▸ **Stated exercise**
Reproduce every line of the records below verbatim, omitting the pictures.

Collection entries
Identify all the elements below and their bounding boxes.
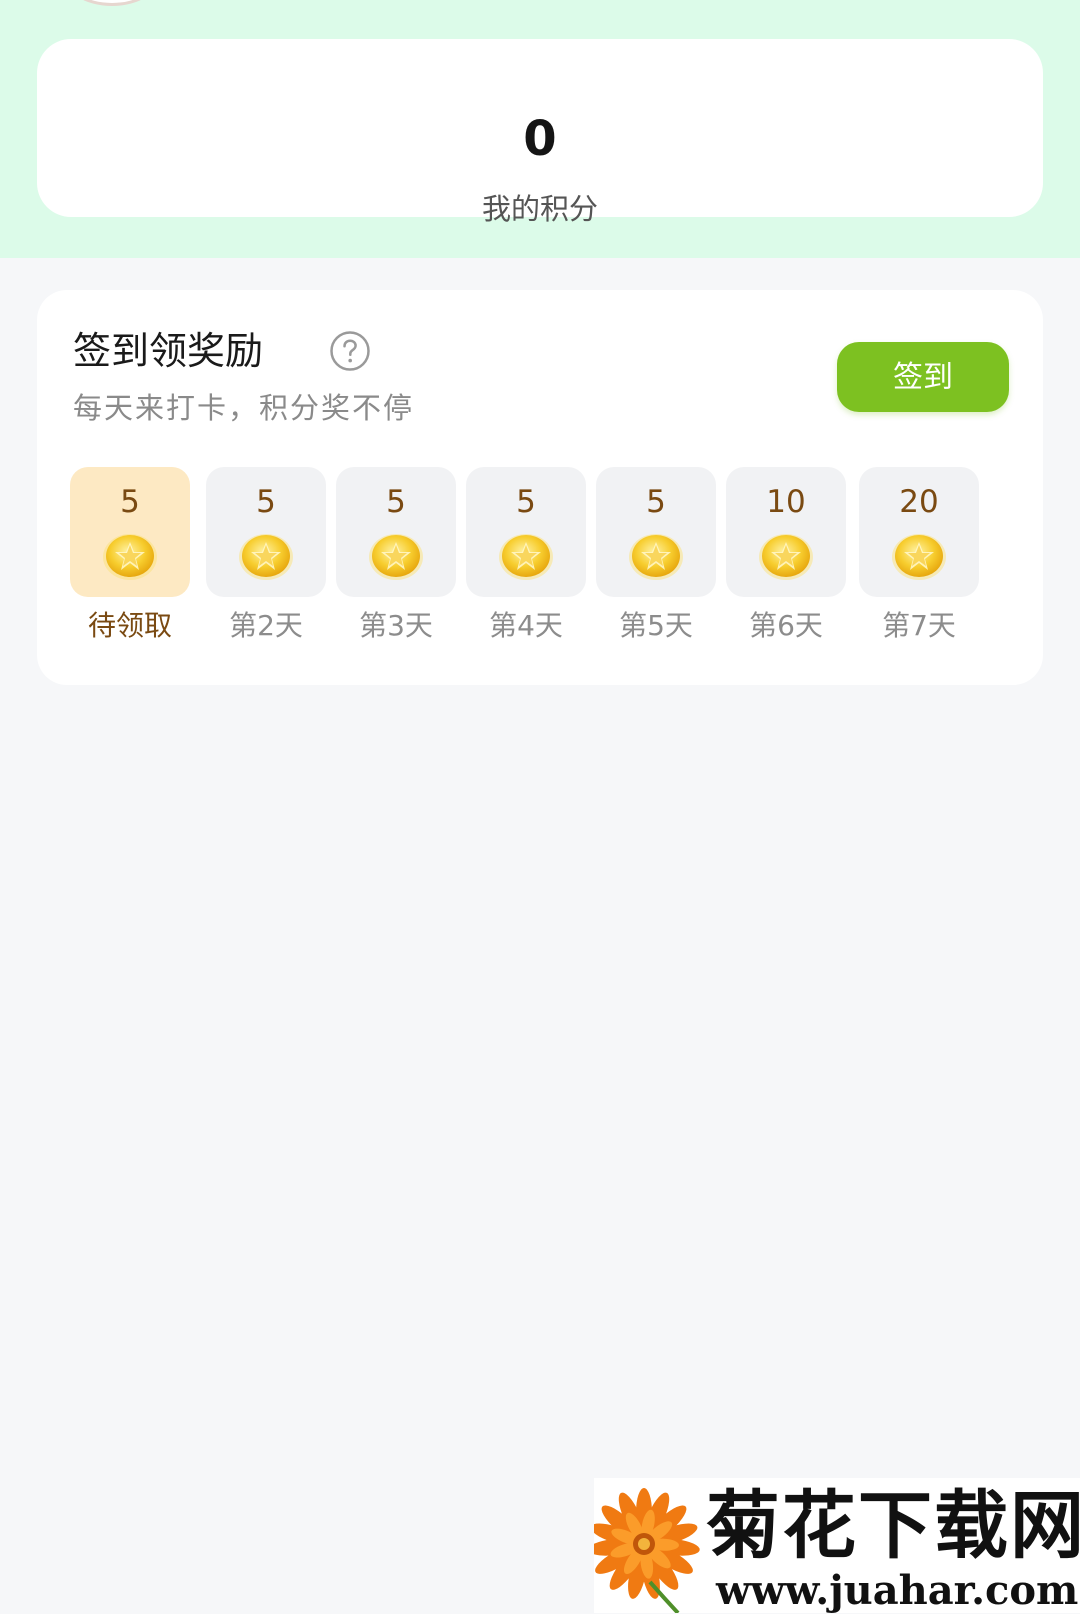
day-item[interactable]: 5 第3天	[336, 467, 456, 652]
day-amount: 5	[386, 484, 406, 520]
day-label: 待领取	[87, 609, 172, 642]
points-label: 我的积分	[481, 192, 598, 226]
points-value: 0	[523, 111, 557, 167]
day-label: 第2天	[229, 609, 303, 642]
day-item[interactable]: 5 待领取	[70, 467, 190, 652]
day-box: 20	[859, 467, 979, 597]
coin-icon	[499, 534, 553, 580]
day-amount: 20	[899, 484, 939, 520]
header-band: 0 我的积分	[0, 0, 1080, 258]
coin-icon	[103, 534, 157, 580]
watermark-url: www.juahar.com	[716, 1567, 1079, 1614]
day-amount: 10	[766, 484, 806, 520]
day-box: 10	[726, 467, 846, 597]
day-amount: 5	[516, 484, 536, 520]
checkin-title: 签到领奖励	[73, 329, 264, 373]
coin-icon	[629, 534, 683, 580]
day-label: 第6天	[749, 609, 823, 642]
points-card: 0 我的积分	[37, 39, 1043, 226]
coin-icon	[759, 534, 813, 580]
coin-icon	[239, 534, 293, 580]
day-item[interactable]: 5 第2天	[206, 467, 326, 652]
flower-logo-icon	[594, 1488, 700, 1613]
watermark-title: 菊花下载网	[706, 1483, 1080, 1569]
day-label: 第5天	[619, 609, 693, 642]
day-item[interactable]: 20 第7天	[859, 467, 979, 652]
question-circle-icon[interactable]	[329, 330, 371, 372]
day-box: 5	[596, 467, 716, 597]
day-box: 5	[70, 467, 190, 597]
coin-icon	[369, 534, 423, 580]
day-item[interactable]: 5 第5天	[596, 467, 716, 652]
signin-button[interactable]: 签到	[837, 342, 1009, 412]
day-item[interactable]: 5 第4天	[466, 467, 586, 652]
day-label: 第7天	[882, 609, 956, 642]
day-amount: 5	[120, 484, 140, 520]
checkin-subtitle: 每天来打卡，积分奖不停	[73, 391, 415, 425]
watermark: 菊花下载网 www.juahar.com	[594, 1478, 1080, 1614]
day-box: 5	[336, 467, 456, 597]
day-item[interactable]: 10 第6天	[726, 467, 846, 652]
avatar[interactable]	[62, 0, 162, 6]
coin-icon	[892, 534, 946, 580]
day-box: 5	[206, 467, 326, 597]
day-label: 第3天	[359, 609, 433, 642]
checkin-card: 签到领奖励 每天来打卡，积分奖不停 签到 5 待领取 5 第2天 5 第3天 5 第4天 5 第5…	[37, 290, 1043, 685]
day-box: 5	[466, 467, 586, 597]
day-amount: 5	[256, 484, 276, 520]
day-label: 第4天	[489, 609, 563, 642]
day-amount: 5	[646, 484, 666, 520]
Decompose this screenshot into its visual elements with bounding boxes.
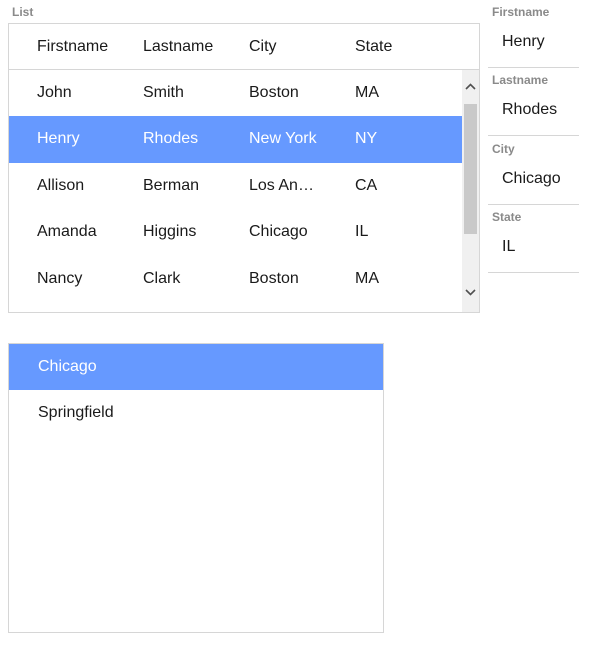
cell-state: MA	[355, 269, 379, 287]
state-value[interactable]: IL	[502, 238, 515, 256]
list-item[interactable]: Springfield	[9, 390, 383, 436]
cell-firstname: Nancy	[37, 269, 83, 287]
chevron-up-icon[interactable]	[462, 78, 479, 98]
cell-city: Los Angeles	[249, 176, 327, 194]
cell-state: MA	[355, 84, 379, 101]
field-underline	[488, 272, 579, 273]
list-label: List	[12, 5, 34, 19]
cell-state: IL	[355, 223, 369, 241]
cell-city: Chicago	[249, 223, 308, 241]
firstname-label: Firstname	[492, 5, 550, 19]
table-row[interactable]: Allison Berman Los Angeles CA	[9, 163, 462, 209]
cell-firstname: Amanda	[37, 223, 97, 241]
state-label: State	[492, 210, 522, 224]
person-grid[interactable]: Firstname Lastname City State John Smith…	[8, 23, 480, 313]
cell-lastname: Berman	[143, 176, 200, 194]
lastname-value[interactable]: Rhodes	[502, 101, 557, 119]
firstname-value[interactable]: Henry	[502, 33, 545, 51]
city-label: City	[492, 142, 515, 156]
city-value[interactable]: Chicago	[502, 170, 561, 188]
table-row[interactable]: Henry Rhodes New York NY	[9, 116, 462, 163]
column-header-state[interactable]: State	[327, 24, 433, 69]
scrollbar-thumb[interactable]	[464, 104, 477, 234]
state-field[interactable]: State IL	[488, 205, 579, 273]
cell-city: Boston	[249, 84, 299, 101]
chevron-down-icon[interactable]	[462, 284, 479, 304]
column-header-firstname[interactable]: Firstname	[9, 24, 115, 69]
cell-lastname: Clark	[143, 269, 181, 287]
column-header-city[interactable]: City	[221, 24, 327, 69]
cell-firstname: John	[37, 84, 72, 101]
cell-city: New York	[249, 130, 317, 148]
cell-state: CA	[355, 176, 378, 194]
cell-city: Boston	[249, 269, 299, 287]
cell-firstname: Henry	[37, 130, 80, 148]
table-row[interactable]: Amanda Higgins Chicago IL	[9, 209, 462, 255]
grid-body: John Smith Boston MA Henry Rhodes New Yo…	[9, 70, 462, 312]
cell-firstname: Allison	[37, 176, 85, 194]
cell-state: NY	[355, 130, 378, 148]
field-underline	[488, 135, 579, 136]
list-item[interactable]: Chicago	[9, 344, 383, 390]
column-header-lastname[interactable]: Lastname	[115, 24, 221, 69]
lastname-label: Lastname	[492, 73, 549, 87]
lastname-field[interactable]: Lastname Rhodes	[488, 68, 579, 136]
grid-header: Firstname Lastname City State	[9, 24, 479, 70]
cell-lastname: Higgins	[143, 223, 197, 241]
table-row[interactable]: John Smith Boston MA	[9, 70, 462, 116]
cell-lastname: Smith	[143, 84, 184, 101]
cell-lastname: Rhodes	[143, 130, 199, 148]
table-row[interactable]: Nancy Clark Boston MA	[9, 256, 462, 302]
city-listbox[interactable]: Chicago Springfield	[8, 343, 384, 633]
city-field[interactable]: City Chicago	[488, 137, 579, 205]
app-root: List Firstname Lastname City State John …	[0, 0, 593, 647]
vertical-scrollbar[interactable]	[462, 70, 479, 312]
firstname-field[interactable]: Firstname Henry	[488, 0, 579, 68]
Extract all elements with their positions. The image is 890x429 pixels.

▸ **Finished task**
Identify all the elements below and their bounding boxes.
day-item[interactable]: 5 第3天	[336, 467, 456, 652]
day-amount: 5	[386, 484, 406, 520]
day-label: 待领取	[87, 609, 172, 642]
points-label: 我的积分	[481, 192, 598, 226]
points-value: 0	[523, 111, 557, 167]
day-label: 第2天	[229, 609, 303, 642]
day-item[interactable]: 5 待领取	[70, 467, 190, 652]
day-box: 20	[859, 467, 979, 597]
coin-icon	[499, 534, 553, 580]
day-amount: 20	[899, 484, 939, 520]
header-band: 0 我的积分	[0, 0, 1080, 258]
coin-icon	[103, 534, 157, 580]
watermark-url: www.juahar.com	[716, 1567, 1079, 1614]
day-amount: 10	[766, 484, 806, 520]
day-box: 10	[726, 467, 846, 597]
day-amount: 5	[516, 484, 536, 520]
checkin-title: 签到领奖励	[73, 329, 264, 373]
coin-icon	[629, 534, 683, 580]
day-label: 第6天	[749, 609, 823, 642]
points-card: 0 我的积分	[37, 39, 1043, 226]
coin-icon	[759, 534, 813, 580]
coin-icon	[239, 534, 293, 580]
day-item[interactable]: 5 第2天	[206, 467, 326, 652]
flower-logo-icon	[594, 1488, 700, 1613]
watermark-title: 菊花下载网	[706, 1483, 1080, 1569]
day-label: 第5天	[619, 609, 693, 642]
day-item[interactable]: 20 第7天	[859, 467, 979, 652]
question-circle-icon[interactable]	[329, 330, 371, 372]
day-box: 5	[596, 467, 716, 597]
day-box: 5	[70, 467, 190, 597]
coin-icon	[369, 534, 423, 580]
day-item[interactable]: 5 第5天	[596, 467, 716, 652]
signin-button[interactable]: 签到	[837, 342, 1009, 412]
day-item[interactable]: 5 第4天	[466, 467, 586, 652]
day-label: 第7天	[882, 609, 956, 642]
day-amount: 5	[120, 484, 140, 520]
checkin-subtitle: 每天来打卡，积分奖不停	[73, 391, 415, 425]
watermark: 菊花下载网 www.juahar.com	[594, 1478, 1080, 1614]
day-box: 5	[336, 467, 456, 597]
day-item[interactable]: 10 第6天	[726, 467, 846, 652]
avatar[interactable]	[62, 0, 162, 6]
coin-icon	[892, 534, 946, 580]
day-box: 5	[206, 467, 326, 597]
day-label: 第3天	[359, 609, 433, 642]
checkin-card: 签到领奖励 每天来打卡，积分奖不停 签到 5 待领取 5 第2天 5 第3天 5 第4天 5 第5…	[37, 290, 1043, 685]
day-box: 5	[466, 467, 586, 597]
day-amount: 5	[256, 484, 276, 520]
day-label: 第4天	[489, 609, 563, 642]
day-amount: 5	[646, 484, 666, 520]
Decompose this screenshot into its visual elements with bounding boxes.
cell-state: MA	[355, 269, 379, 287]
state-value[interactable]: IL	[502, 238, 515, 256]
list-item[interactable]: Springfield	[9, 390, 383, 436]
cell-firstname: Nancy	[37, 269, 83, 287]
chevron-up-icon[interactable]	[462, 78, 479, 98]
cell-city: Los Angeles	[249, 176, 327, 194]
cell-state: MA	[355, 84, 379, 101]
field-underline	[488, 272, 579, 273]
list-label: List	[12, 5, 34, 19]
cell-state: IL	[355, 223, 369, 241]
cell-city: Chicago	[249, 223, 308, 241]
firstname-label: Firstname	[492, 5, 550, 19]
table-row[interactable]: Allison Berman Los Angeles CA	[9, 163, 462, 209]
cell-firstname: Amanda	[37, 223, 97, 241]
state-label: State	[492, 210, 522, 224]
person-grid[interactable]: Firstname Lastname City State John Smith…	[8, 23, 480, 313]
cell-lastname: Berman	[143, 176, 200, 194]
lastname-value[interactable]: Rhodes	[502, 101, 557, 119]
firstname-value[interactable]: Henry	[502, 33, 545, 51]
city-label: City	[492, 142, 515, 156]
city-value[interactable]: Chicago	[502, 170, 561, 188]
table-row[interactable]: Henry Rhodes New York NY	[9, 116, 462, 163]
column-header-state[interactable]: State	[327, 24, 433, 69]
scrollbar-thumb[interactable]	[464, 104, 477, 234]
state-field[interactable]: State IL	[488, 205, 579, 273]
cell-city: Boston	[249, 84, 299, 101]
chevron-down-icon[interactable]	[462, 284, 479, 304]
column-header-firstname[interactable]: Firstname	[9, 24, 115, 69]
cell-lastname: Clark	[143, 269, 181, 287]
column-header-city[interactable]: City	[221, 24, 327, 69]
cell-firstname: John	[37, 84, 72, 101]
cell-city: New York	[249, 130, 317, 148]
cell-state: CA	[355, 176, 378, 194]
cell-city: Boston	[249, 269, 299, 287]
cell-firstname: Henry	[37, 130, 80, 148]
table-row[interactable]: Amanda Higgins Chicago IL	[9, 209, 462, 255]
grid-body: John Smith Boston MA Henry Rhodes New Yo…	[9, 70, 462, 312]
cell-firstname: Allison	[37, 176, 85, 194]
cell-state: NY	[355, 130, 378, 148]
field-underline	[488, 135, 579, 136]
list-item[interactable]: Chicago	[9, 344, 383, 390]
column-header-lastname[interactable]: Lastname	[115, 24, 221, 69]
lastname-label: Lastname	[492, 73, 549, 87]
lastname-field[interactable]: Lastname Rhodes	[488, 68, 579, 136]
grid-header: Firstname Lastname City State	[9, 24, 479, 70]
cell-lastname: Higgins	[143, 223, 197, 241]
table-row[interactable]: John Smith Boston MA	[9, 70, 462, 116]
cell-lastname: Smith	[143, 84, 184, 101]
cell-lastname: Rhodes	[143, 130, 199, 148]
table-row[interactable]: Nancy Clark Boston MA	[9, 256, 462, 302]
city-listbox[interactable]: Chicago Springfield	[8, 343, 384, 633]
city-field[interactable]: City Chicago	[488, 137, 579, 205]
app-root: List Firstname Lastname City State John …	[0, 0, 593, 647]
vertical-scrollbar[interactable]	[462, 70, 479, 312]
firstname-field[interactable]: Firstname Henry	[488, 0, 579, 68]
Extract all elements with their positions. The image is 890x429 pixels.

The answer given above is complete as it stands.